--- BEGIN ---

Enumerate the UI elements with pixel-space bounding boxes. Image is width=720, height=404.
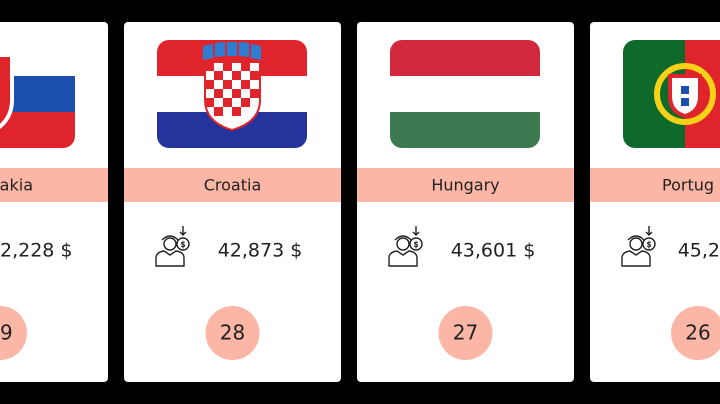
income-value: 2,228 $ [0,240,73,262]
name-bar [124,168,341,202]
income-value: 43,601 $ [451,240,536,262]
rank-badge [205,306,260,360]
name-bar [590,168,720,202]
rank-badge [0,306,27,360]
rank-badge [438,306,493,360]
name-bar [357,168,574,202]
flag [0,40,75,148]
rank: 26 [685,321,710,345]
flag [157,40,307,148]
country-name: akia [0,176,33,195]
income-value: 45,2 [678,240,720,262]
name-bar [0,168,108,202]
flag [623,40,720,148]
rank: 9 [0,321,13,345]
country-name: Portug [662,176,714,195]
rank: 28 [220,321,245,345]
rank: 27 [453,321,478,345]
flag [390,40,540,148]
income-value: 42,873 $ [218,240,303,262]
country-name: Croatia [204,176,262,195]
country-name: Hungary [431,176,499,195]
rank-badge [671,306,720,360]
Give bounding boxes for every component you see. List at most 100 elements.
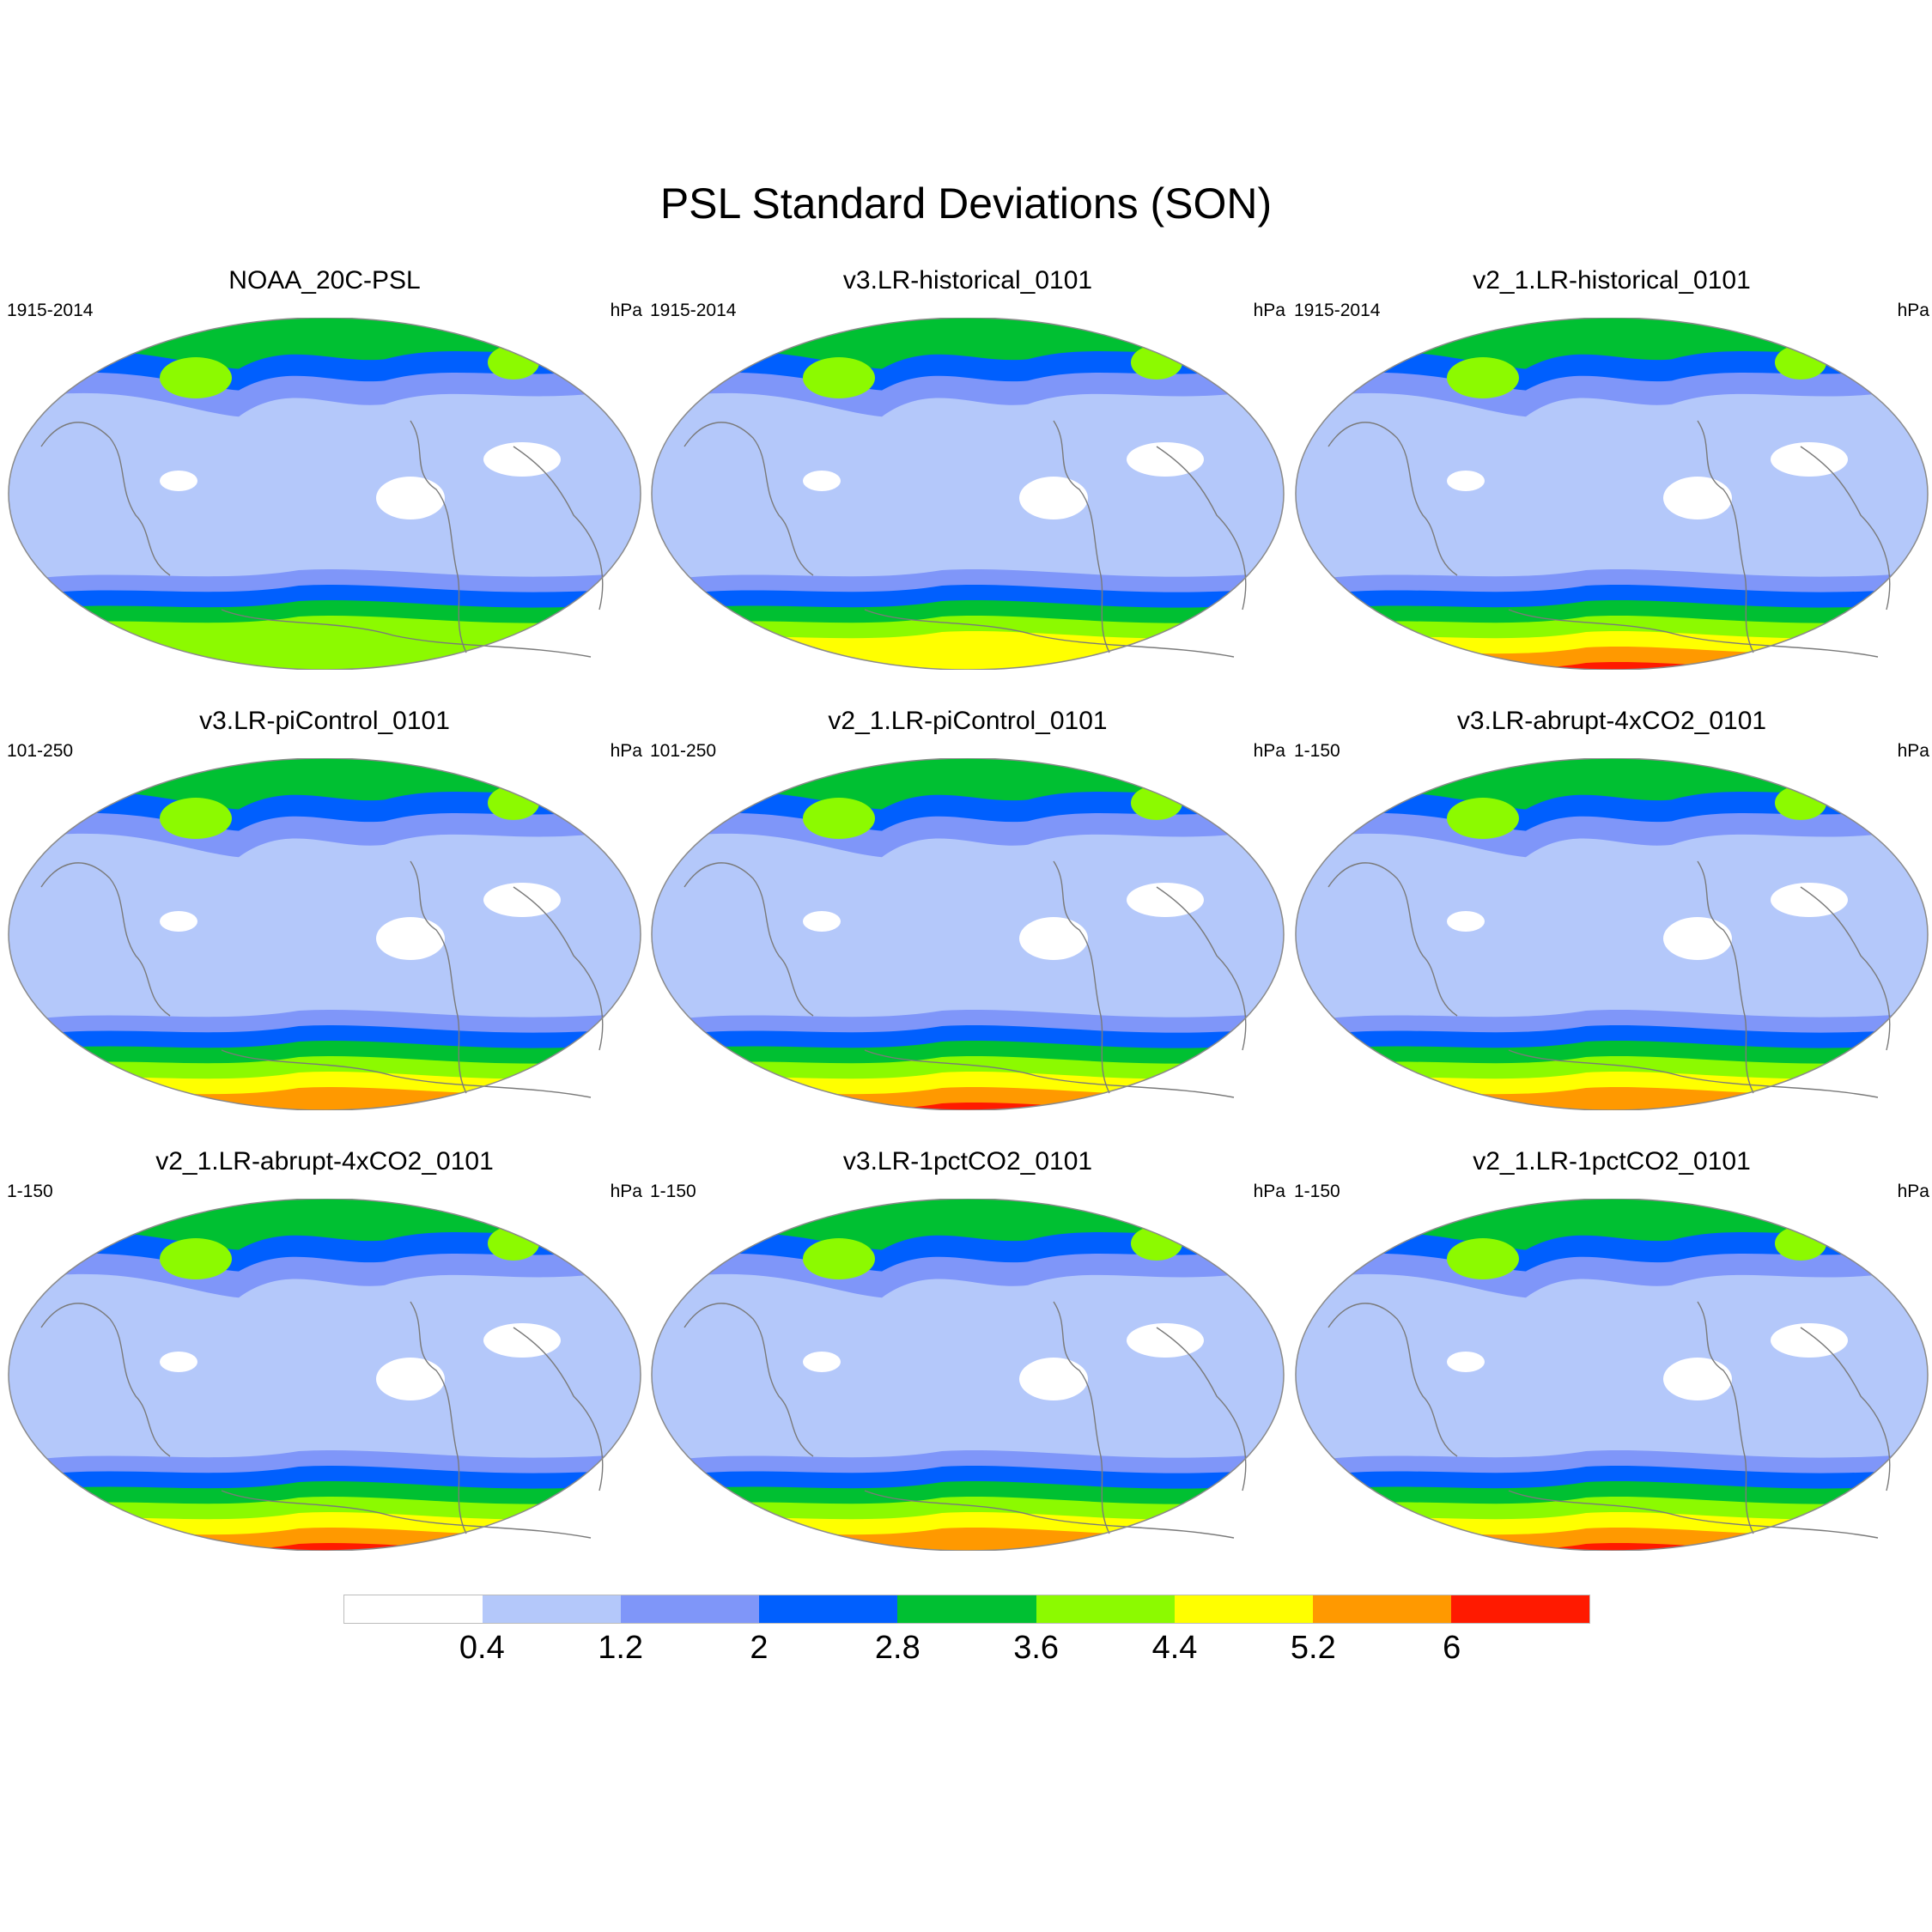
contour-patch [483, 1323, 561, 1358]
contour-fields [652, 1199, 1284, 1551]
colorbar-swatch [759, 1595, 898, 1623]
contour-high-north [488, 345, 539, 380]
coastlines [683, 420, 1247, 658]
contour-patch [1447, 471, 1485, 491]
colorbar-tick-label: 1.2 [598, 1630, 644, 1666]
coastlines [683, 860, 1247, 1098]
colorbar-swatch [1036, 1595, 1175, 1623]
coastline-path [1697, 1301, 1754, 1534]
contour-band-south [9, 1543, 641, 1551]
coastline-path [410, 1301, 467, 1534]
contour-high-north [1775, 786, 1826, 820]
contour-patch [1771, 442, 1848, 477]
contour-fields [652, 758, 1284, 1110]
panel-title: v2_1.LR-abrupt-4xCO2_0101 [155, 1147, 494, 1176]
contour-patch [803, 911, 841, 932]
map-outline [651, 758, 1285, 1110]
colorbar-tick-label: 2.8 [874, 1630, 920, 1666]
contour-high-north [1775, 1226, 1826, 1261]
map-panel: v3.LR-abrupt-4xCO2_0101 1-150 hPa [1294, 707, 1929, 1110]
map-outline [1295, 318, 1929, 670]
contour-fields [9, 318, 641, 670]
colorbar-swatch [344, 1595, 483, 1623]
colorbar-tick-label: 2 [750, 1630, 769, 1666]
contour-high-north [1775, 345, 1826, 380]
colorbar-swatch [621, 1595, 760, 1623]
globe-map [1295, 1199, 1929, 1551]
contour-patch [376, 477, 445, 519]
panel-title: v3.LR-piControl_0101 [199, 707, 450, 735]
map-panel: v3.LR-1pctCO2_0101 1-150 hPa [650, 1147, 1285, 1551]
globe-map [8, 758, 641, 1110]
contour-patch [1663, 477, 1732, 519]
contour-patch [1127, 883, 1204, 917]
coastline-path [683, 422, 814, 576]
panel-units: hPa [1897, 301, 1929, 320]
map-outline [1295, 1199, 1929, 1551]
coastlines [1327, 1301, 1891, 1539]
coastline-path [1053, 420, 1110, 653]
coastlines [1327, 420, 1891, 658]
contour-high-north [488, 1226, 539, 1261]
contour-patch [160, 471, 197, 491]
panel-title: v2_1.LR-1pctCO2_0101 [1473, 1147, 1751, 1176]
contour-patch [1771, 883, 1848, 917]
globe-map [651, 758, 1285, 1110]
contour-patch [160, 1352, 197, 1372]
coastline-path [1156, 446, 1247, 611]
colorbar [343, 1595, 1590, 1624]
panel-period: 101-250 [7, 741, 74, 761]
coastline-path [410, 420, 467, 653]
contour-patch [1019, 477, 1088, 519]
globe-map [1295, 758, 1929, 1110]
contour-fields [9, 1199, 641, 1551]
contour-high-north [160, 1238, 232, 1279]
panel-period: 1-150 [1294, 741, 1340, 761]
panel-period: 1915-2014 [7, 301, 94, 320]
coastline-path [1156, 886, 1247, 1051]
map-panel: v2_1.LR-1pctCO2_0101 1-150 hPa [1294, 1147, 1929, 1551]
coastline-path [1327, 862, 1458, 1017]
map-panel: v2_1.LR-abrupt-4xCO2_0101 1-150 hPa [7, 1147, 642, 1551]
coastlines [40, 420, 604, 658]
colorbar-swatch [897, 1595, 1036, 1623]
panel-units: hPa [1253, 741, 1285, 761]
colorbar-swatch [1312, 1595, 1451, 1623]
coastlines [1327, 860, 1891, 1098]
contour-high-north [1131, 345, 1182, 380]
coastline-path [513, 886, 604, 1051]
contour-high-north [160, 798, 232, 839]
panel-period: 1-150 [650, 1182, 696, 1201]
globe-map [651, 318, 1285, 670]
coastline-path [1327, 1303, 1458, 1457]
map-panel: v3.LR-piControl_0101 101-250 hPa [7, 707, 642, 1110]
coastline-path [1508, 1049, 1879, 1098]
coastline-path [683, 1303, 814, 1457]
globe-map [8, 1199, 641, 1551]
panel-units: hPa [1253, 1182, 1285, 1201]
globe-map [8, 318, 641, 670]
map-panel: v2_1.LR-historical_0101 1915-2014 hPa [1294, 266, 1929, 670]
contour-patch [1663, 917, 1732, 960]
contour-band-south [1296, 1543, 1928, 1551]
contour-high-north [1131, 1226, 1182, 1261]
contour-band-south [1296, 662, 1928, 670]
globe-map [651, 1199, 1285, 1551]
contour-fields [9, 758, 641, 1110]
contour-patch [1447, 1352, 1485, 1372]
panel-units: hPa [1897, 1182, 1929, 1201]
panel-title: v3.LR-1pctCO2_0101 [842, 1147, 1093, 1176]
contour-fields [1296, 1199, 1928, 1551]
contour-patch [483, 442, 561, 477]
coastline-path [1508, 609, 1879, 658]
coastlines [40, 1301, 604, 1539]
coastline-path [1800, 886, 1891, 1051]
contour-high-north [1447, 798, 1519, 839]
coastline-path [1800, 446, 1891, 611]
contour-patch [160, 911, 197, 932]
coastline-path [1800, 1327, 1891, 1492]
map-outline [1295, 758, 1929, 1110]
coastline-path [864, 1490, 1235, 1539]
coastline-path [1156, 1327, 1247, 1492]
panel-units: hPa [610, 301, 642, 320]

--- END ---

▸ Objective
Give every line of the records above as a numbered list, leaving out blank lines and the pictures.

▸ The response
1. Enumerate the UI elements with pixel-space bounding boxes. Image is width=720, height=404.
2. income-value: 2,228 $ [0,240,73,262]
3. name-bar [124,168,341,202]
4. income-value: 43,601 $ [451,240,536,262]
5. rank-badge [205,306,260,360]
6. name-bar [590,168,720,202]
7. rank-badge [0,306,27,360]
8. rank-badge [438,306,493,360]
9. name-bar [357,168,574,202]
10. flag [0,40,75,148]
11. rank: 26 [685,321,710,345]
12. flag [157,40,307,148]
13. country-name: akia [0,176,33,195]
14. income-value: 45,2 [678,240,720,262]
15. name-bar [0,168,108,202]
16. flag [623,40,720,148]
17. rank: 9 [0,321,13,345]
18. country-name: Portug [662,176,714,195]
19. rank: 28 [220,321,245,345]
20. rank: 27 [453,321,478,345]
21. flag [390,40,540,148]
22. income-value: 42,873 $ [218,240,303,262]
23. country-name: Croatia [204,176,262,195]
24. country-name: Hungary [431,176,499,195]
25. rank-badge [671,306,720,360]
26. Give bounding boxes for every component you see. List at most 100 elements.
27. contour-patch [483, 1323, 561, 1358]
28. contour-fields [652, 1199, 1284, 1551]
29. colorbar-swatch [759, 1595, 898, 1623]
30. contour-high-north [488, 345, 539, 380]
31. coastlines [683, 420, 1247, 658]
32. contour-patch [1447, 471, 1485, 491]
33. colorbar-tick-label: 1.2 [598, 1630, 644, 1666]
34. coastlines [683, 860, 1247, 1098]
35. colorbar-swatch [1036, 1595, 1175, 1623]
36. coastline-path [1697, 1301, 1754, 1534]
37. contour-band-south [9, 1543, 641, 1551]
38. coastline-path [410, 1301, 467, 1534]
39. contour-high-north [1775, 786, 1826, 820]
40. contour-patch [1771, 442, 1848, 477]
41. contour-fields [652, 758, 1284, 1110]
42. panel-title: v2_1.LR-abrupt-4xCO2_0101 [155, 1147, 494, 1176]
43. contour-patch [803, 911, 841, 932]
44. map-outline [651, 758, 1285, 1110]
45. colorbar-tick-label: 2.8 [874, 1630, 920, 1666]
46. contour-high-north [1775, 1226, 1826, 1261]
47. map-panel: v3.LR-abrupt-4xCO2_0101 1-150 hPa [1294, 707, 1929, 1110]
48. map-outline [1295, 318, 1929, 670]
49. contour-fields [9, 318, 641, 670]
50. colorbar-swatch [344, 1595, 483, 1623]
51. colorbar-tick-label: 2 [750, 1630, 769, 1666]
52. contour-high-north [1775, 345, 1826, 380]
53. colorbar-swatch [621, 1595, 760, 1623]
54. globe-map [1295, 1199, 1929, 1551]
55. contour-patch [376, 477, 445, 519]
56. panel-title: v3.LR-piControl_0101 [199, 707, 450, 735]
57. map-panel: v3.LR-1pctCO2_0101 1-150 hPa [650, 1147, 1285, 1551]
58. globe-map [8, 758, 641, 1110]
59. contour-patch [1663, 477, 1732, 519]
60. contour-patch [1127, 883, 1204, 917]
61. coastline-path [683, 422, 814, 576]
62. panel-units: hPa [1897, 301, 1929, 320]
63. map-outline [1295, 1199, 1929, 1551]
64. coastlines [1327, 1301, 1891, 1539]
65. coastline-path [1053, 420, 1110, 653]
66. coastlines [1327, 420, 1891, 658]
67. contour-high-north [488, 1226, 539, 1261]
68. contour-patch [160, 471, 197, 491]
69. panel-title: v2_1.LR-1pctCO2_0101 [1473, 1147, 1751, 1176]
70. contour-patch [1771, 883, 1848, 917]
71. globe-map [651, 758, 1285, 1110]
72. contour-patch [160, 1352, 197, 1372]
73. coastline-path [1156, 446, 1247, 611]
74. colorbar [343, 1595, 1590, 1624]
75. panel-period: 101-250 [7, 741, 74, 761]
76. coastline-path [410, 420, 467, 653]
77. contour-patch [1019, 477, 1088, 519]
78. globe-map [1295, 758, 1929, 1110]
79. contour-fields [9, 1199, 641, 1551]
80. contour-high-north [160, 1238, 232, 1279]
81. panel-period: 1-150 [1294, 741, 1340, 761]
82. panel-period: 1915-2014 [7, 301, 94, 320]
83. coastline-path [1156, 886, 1247, 1051]
84. map-panel: v2_1.LR-1pctCO2_0101 1-150 hPa [1294, 1147, 1929, 1551]
85. coastline-path [1327, 862, 1458, 1017]
86. map-panel: v2_1.LR-abrupt-4xCO2_0101 1-150 hPa [7, 1147, 642, 1551]
87. coastlines [40, 420, 604, 658]
88. colorbar-swatch [897, 1595, 1036, 1623]
89. panel-units: hPa [1253, 741, 1285, 761]
90. colorbar-swatch [1312, 1595, 1451, 1623]
91. coastlines [1327, 860, 1891, 1098]
92. contour-high-north [1131, 345, 1182, 380]
93. coastline-path [513, 886, 604, 1051]
94. contour-high-north [160, 798, 232, 839]
95. panel-period: 1-150 [650, 1182, 696, 1201]
96. globe-map [651, 318, 1285, 670]
97. coastline-path [1327, 1303, 1458, 1457]
98. map-panel: v3.LR-piControl_0101 101-250 hPa [7, 707, 642, 1110]
99. coastline-path [1508, 1049, 1879, 1098]
100. coastline-path [683, 1303, 814, 1457]
101. globe-map [8, 1199, 641, 1551]
102. panel-units: hPa [1253, 1182, 1285, 1201]
103. globe-map [8, 318, 641, 670]
104. map-panel: v2_1.LR-historical_0101 1915-2014 hPa [1294, 266, 1929, 670]
105. contour-patch [1663, 917, 1732, 960]
106. contour-band-south [1296, 1543, 1928, 1551]
107. contour-high-north [1131, 1226, 1182, 1261]
108. contour-band-south [1296, 662, 1928, 670]
109. globe-map [651, 1199, 1285, 1551]
110. contour-fields [9, 758, 641, 1110]
111. contour-patch [1447, 1352, 1485, 1372]
112. panel-units: hPa [1897, 1182, 1929, 1201]
113. panel-title: v3.LR-1pctCO2_0101 [842, 1147, 1093, 1176]
114. contour-fields [1296, 1199, 1928, 1551]
115. contour-patch [483, 442, 561, 477]
116. coastline-path [1508, 609, 1879, 658]
117. coastlines [40, 1301, 604, 1539]
118. coastline-path [1800, 886, 1891, 1051]
119. contour-high-north [1447, 798, 1519, 839]
120. coastline-path [1800, 446, 1891, 611]
121. contour-patch [160, 911, 197, 932]
122. coastline-path [1800, 1327, 1891, 1492]
123. map-outline [1295, 758, 1929, 1110]
124. coastline-path [864, 1490, 1235, 1539]
125. coastline-path [1156, 1327, 1247, 1492]
126. panel-units: hPa [610, 301, 642, 320]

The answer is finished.